• _OBJECTIVE_
Pull out every line containing the string "cooking".

[Data records]
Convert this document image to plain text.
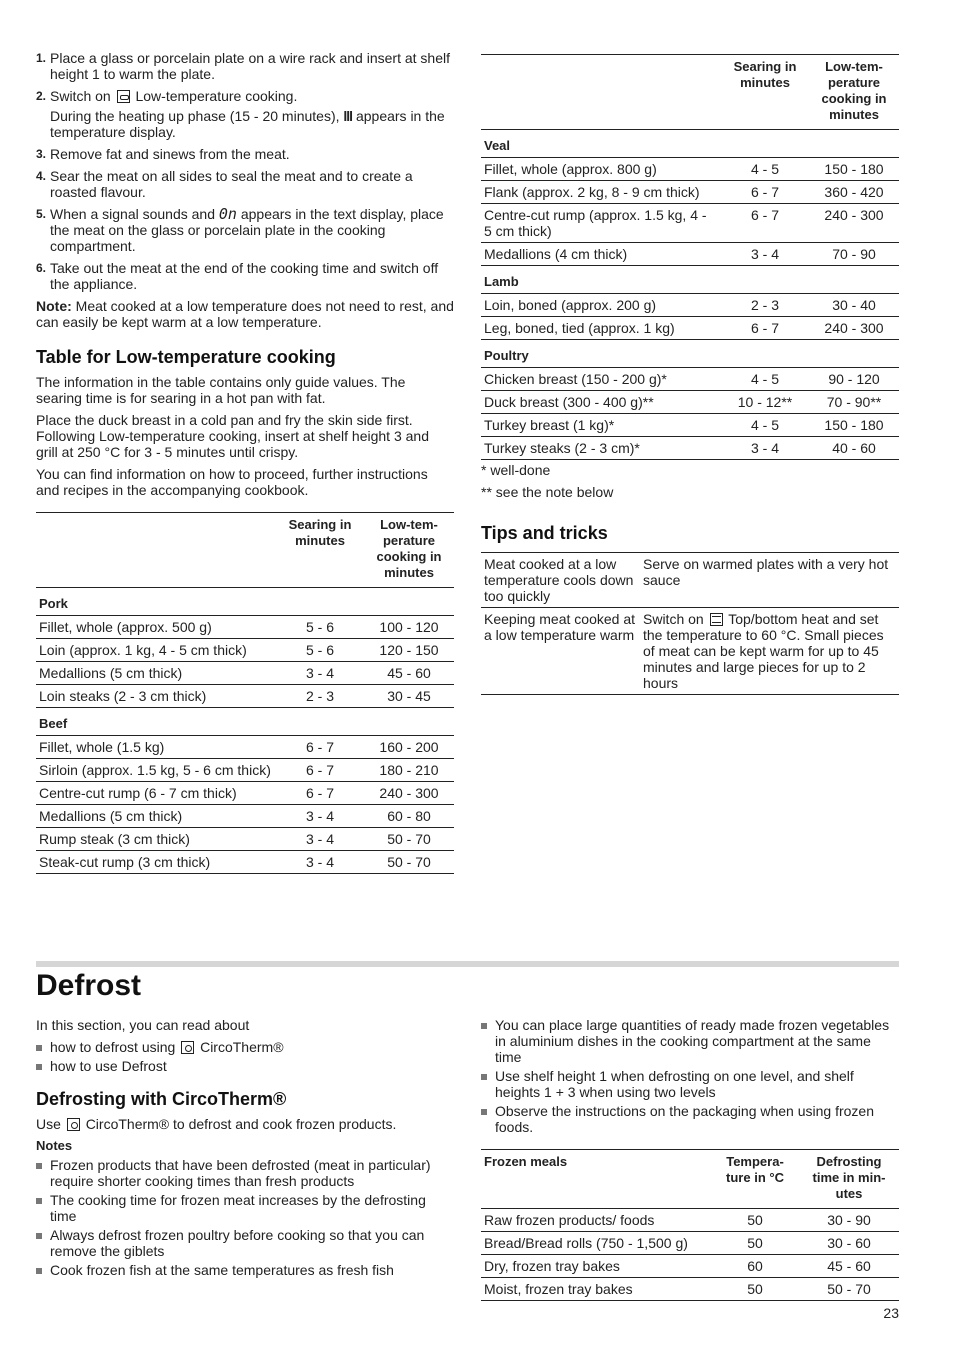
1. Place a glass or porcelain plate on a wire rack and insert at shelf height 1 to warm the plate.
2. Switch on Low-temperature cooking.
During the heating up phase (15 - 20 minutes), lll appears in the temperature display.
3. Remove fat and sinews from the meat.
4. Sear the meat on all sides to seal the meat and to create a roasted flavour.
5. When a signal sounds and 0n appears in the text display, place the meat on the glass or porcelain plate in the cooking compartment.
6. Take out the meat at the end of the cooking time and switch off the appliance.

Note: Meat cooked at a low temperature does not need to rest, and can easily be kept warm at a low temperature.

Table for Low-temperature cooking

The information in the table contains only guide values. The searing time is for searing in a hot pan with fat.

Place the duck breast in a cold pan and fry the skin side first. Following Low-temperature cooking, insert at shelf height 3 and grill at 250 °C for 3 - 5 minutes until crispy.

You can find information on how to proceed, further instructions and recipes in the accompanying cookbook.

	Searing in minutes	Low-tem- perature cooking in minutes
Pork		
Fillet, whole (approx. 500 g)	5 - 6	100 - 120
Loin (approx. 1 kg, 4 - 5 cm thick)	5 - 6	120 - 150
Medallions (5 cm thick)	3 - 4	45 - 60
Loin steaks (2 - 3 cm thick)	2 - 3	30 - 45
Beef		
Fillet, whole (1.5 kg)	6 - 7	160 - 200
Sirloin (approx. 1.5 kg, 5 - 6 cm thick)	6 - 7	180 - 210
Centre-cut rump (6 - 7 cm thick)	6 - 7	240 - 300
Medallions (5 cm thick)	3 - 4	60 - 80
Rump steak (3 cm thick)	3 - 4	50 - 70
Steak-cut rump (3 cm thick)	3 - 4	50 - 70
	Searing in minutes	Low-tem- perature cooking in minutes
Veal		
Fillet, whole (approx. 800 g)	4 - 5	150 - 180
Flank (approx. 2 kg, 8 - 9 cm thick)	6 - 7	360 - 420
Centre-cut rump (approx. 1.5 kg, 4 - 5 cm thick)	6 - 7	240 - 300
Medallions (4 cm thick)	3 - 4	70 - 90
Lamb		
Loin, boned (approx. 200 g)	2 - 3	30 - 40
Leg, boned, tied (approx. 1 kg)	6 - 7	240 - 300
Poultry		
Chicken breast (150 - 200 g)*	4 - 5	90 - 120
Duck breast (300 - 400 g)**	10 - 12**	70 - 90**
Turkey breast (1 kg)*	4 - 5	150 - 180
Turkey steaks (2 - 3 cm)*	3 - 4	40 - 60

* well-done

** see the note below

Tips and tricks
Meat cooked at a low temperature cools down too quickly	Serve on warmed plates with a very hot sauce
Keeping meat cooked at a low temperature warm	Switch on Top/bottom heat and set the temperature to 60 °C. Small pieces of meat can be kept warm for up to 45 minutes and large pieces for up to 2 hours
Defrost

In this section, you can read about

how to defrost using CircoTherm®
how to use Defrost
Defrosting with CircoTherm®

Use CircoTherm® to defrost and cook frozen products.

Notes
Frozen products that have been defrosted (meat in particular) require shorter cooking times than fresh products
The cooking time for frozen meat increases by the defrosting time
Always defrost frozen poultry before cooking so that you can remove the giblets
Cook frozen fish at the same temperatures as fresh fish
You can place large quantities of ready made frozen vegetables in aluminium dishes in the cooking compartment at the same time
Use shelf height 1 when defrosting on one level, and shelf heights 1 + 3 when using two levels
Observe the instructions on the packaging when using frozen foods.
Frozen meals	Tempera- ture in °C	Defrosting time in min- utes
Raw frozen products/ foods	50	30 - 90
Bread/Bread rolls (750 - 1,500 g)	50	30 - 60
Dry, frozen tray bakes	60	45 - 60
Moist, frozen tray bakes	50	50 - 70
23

• _THE SOLUTION_
2. Switch on Low-temperature cooking.
5. When a signal sounds and 0n appears in the text display, place the meat on the glass or porcelain plate in the cooking compartment.
6. Take out the meat at the end of the cooking time and switch off the appliance.
Table for Low-temperature cooking
Place the duck breast in a cold pan and fry the skin side first. Following Low-temperature cooking, insert at shelf height 3 and grill at 250 °C for 3 - 5 minutes until crispy.
	Searing in minutes	Low-tem- perature cooking in minutes
	Searing in minutes	Low-tem- perature cooking in minutes
Frozen products that have been defrosted (meat in particular) require shorter cooking times than fresh products
The cooking time for frozen meat increases by the defrosting time
Always defrost frozen poultry before cooking so that you can remove the giblets
You can place large quantities of ready made frozen vegetables in aluminium dishes in the cooking compartment at the same time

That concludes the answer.